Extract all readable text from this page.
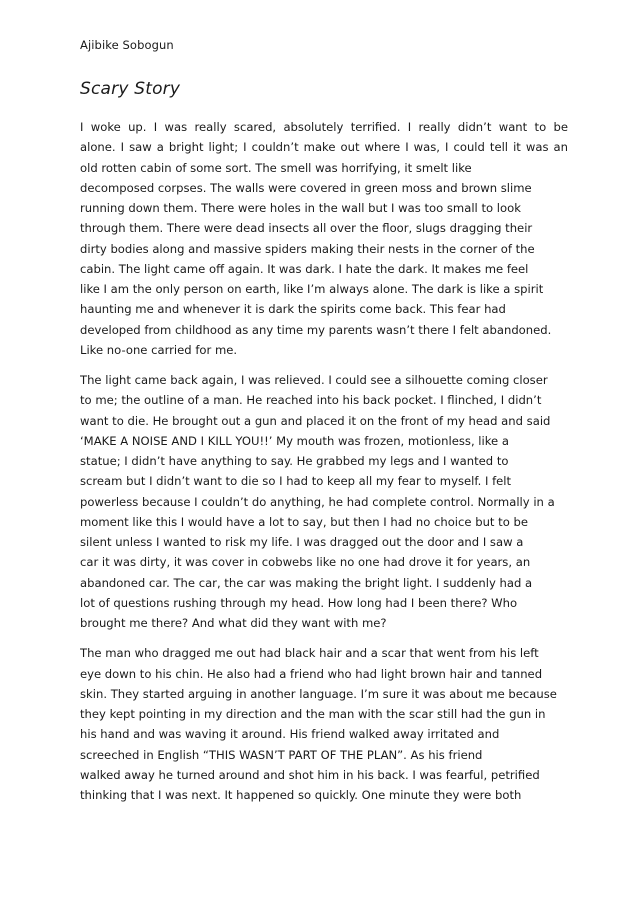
Ajibike Sobogun
Scary Story
I woke up. I was really scared, absolutely terrified. I really didn’t want to be
alone. I saw a bright light; I couldn’t make out where I was, I could tell it was an
old rotten cabin of some sort. The smell was horrifying, it smelt like
decomposed corpses. The walls were covered in green moss and brown slime
running down them. There were holes in the wall but I was too small to look
through them. There were dead insects all over the floor, slugs dragging their
dirty bodies along and massive spiders making their nests in the corner of the
cabin. The light came off again. It was dark. I hate the dark. It makes me feel
like I am the only person on earth, like I’m always alone. The dark is like a spirit
haunting me and whenever it is dark the spirits come back. This fear had
developed from childhood as any time my parents wasn’t there I felt abandoned.
Like no-one carried for me.
The light came back again, I was relieved. I could see a silhouette coming closer
to me; the outline of a man. He reached into his back pocket. I flinched, I didn’t
want to die. He brought out a gun and placed it on the front of my head and said
‘MAKE A NOISE AND I KILL YOU!!’ My mouth was frozen, motionless, like a
statue; I didn’t have anything to say. He grabbed my legs and I wanted to
scream but I didn’t want to die so I had to keep all my fear to myself. I felt
powerless because I couldn’t do anything, he had complete control. Normally in a
moment like this I would have a lot to say, but then I had no choice but to be
silent unless I wanted to risk my life. I was dragged out the door and I saw a
car it was dirty, it was cover in cobwebs like no one had drove it for years, an
abandoned car. The car, the car was making the bright light. I suddenly had a
lot of questions rushing through my head. How long had I been there? Who
brought me there? And what did they want with me?
The man who dragged me out had black hair and a scar that went from his left
eye down to his chin. He also had a friend who had light brown hair and tanned
skin. They started arguing in another language. I’m sure it was about me because
they kept pointing in my direction and the man with the scar still had the gun in
his hand and was waving it around. His friend walked away irritated and
screeched in English “THIS WASN’T PART OF THE PLAN”. As his friend
walked away he turned around and shot him in his back. I was fearful, petrified
thinking that I was next. It happened so quickly. One minute they were both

|---|

EXERCISE INSTRUCTIONS: Return the listing above in full and without alteration, excluding its pictures.

EXERCISE SOLUTION:
Extract all readable text from this page.
Ajibike Sobogun
Scary Story
I woke up. I was really scared, absolutely terrified. I really didn’t want to be
alone. I saw a bright light; I couldn’t make out where I was, I could tell it was an
old rotten cabin of some sort. The smell was horrifying, it smelt like
decomposed corpses. The walls were covered in green moss and brown slime
running down them. There were holes in the wall but I was too small to look
through them. There were dead insects all over the floor, slugs dragging their
dirty bodies along and massive spiders making their nests in the corner of the
cabin. The light came off again. It was dark. I hate the dark. It makes me feel
like I am the only person on earth, like I’m always alone. The dark is like a spirit
haunting me and whenever it is dark the spirits come back. This fear had
developed from childhood as any time my parents wasn’t there I felt abandoned.
Like no-one carried for me.
The light came back again, I was relieved. I could see a silhouette coming closer
to me; the outline of a man. He reached into his back pocket. I flinched, I didn’t
want to die. He brought out a gun and placed it on the front of my head and said
‘MAKE A NOISE AND I KILL YOU!!’ My mouth was frozen, motionless, like a
statue; I didn’t have anything to say. He grabbed my legs and I wanted to
scream but I didn’t want to die so I had to keep all my fear to myself. I felt
powerless because I couldn’t do anything, he had complete control. Normally in a
moment like this I would have a lot to say, but then I had no choice but to be
silent unless I wanted to risk my life. I was dragged out the door and I saw a
car it was dirty, it was cover in cobwebs like no one had drove it for years, an
abandoned car. The car, the car was making the bright light. I suddenly had a
lot of questions rushing through my head. How long had I been there? Who
brought me there? And what did they want with me?
The man who dragged me out had black hair and a scar that went from his left
eye down to his chin. He also had a friend who had light brown hair and tanned
skin. They started arguing in another language. I’m sure it was about me because
they kept pointing in my direction and the man with the scar still had the gun in
his hand and was waving it around. His friend walked away irritated and
screeched in English “THIS WASN’T PART OF THE PLAN”. As his friend
walked away he turned around and shot him in his back. I was fearful, petrified
thinking that I was next. It happened so quickly. One minute they were both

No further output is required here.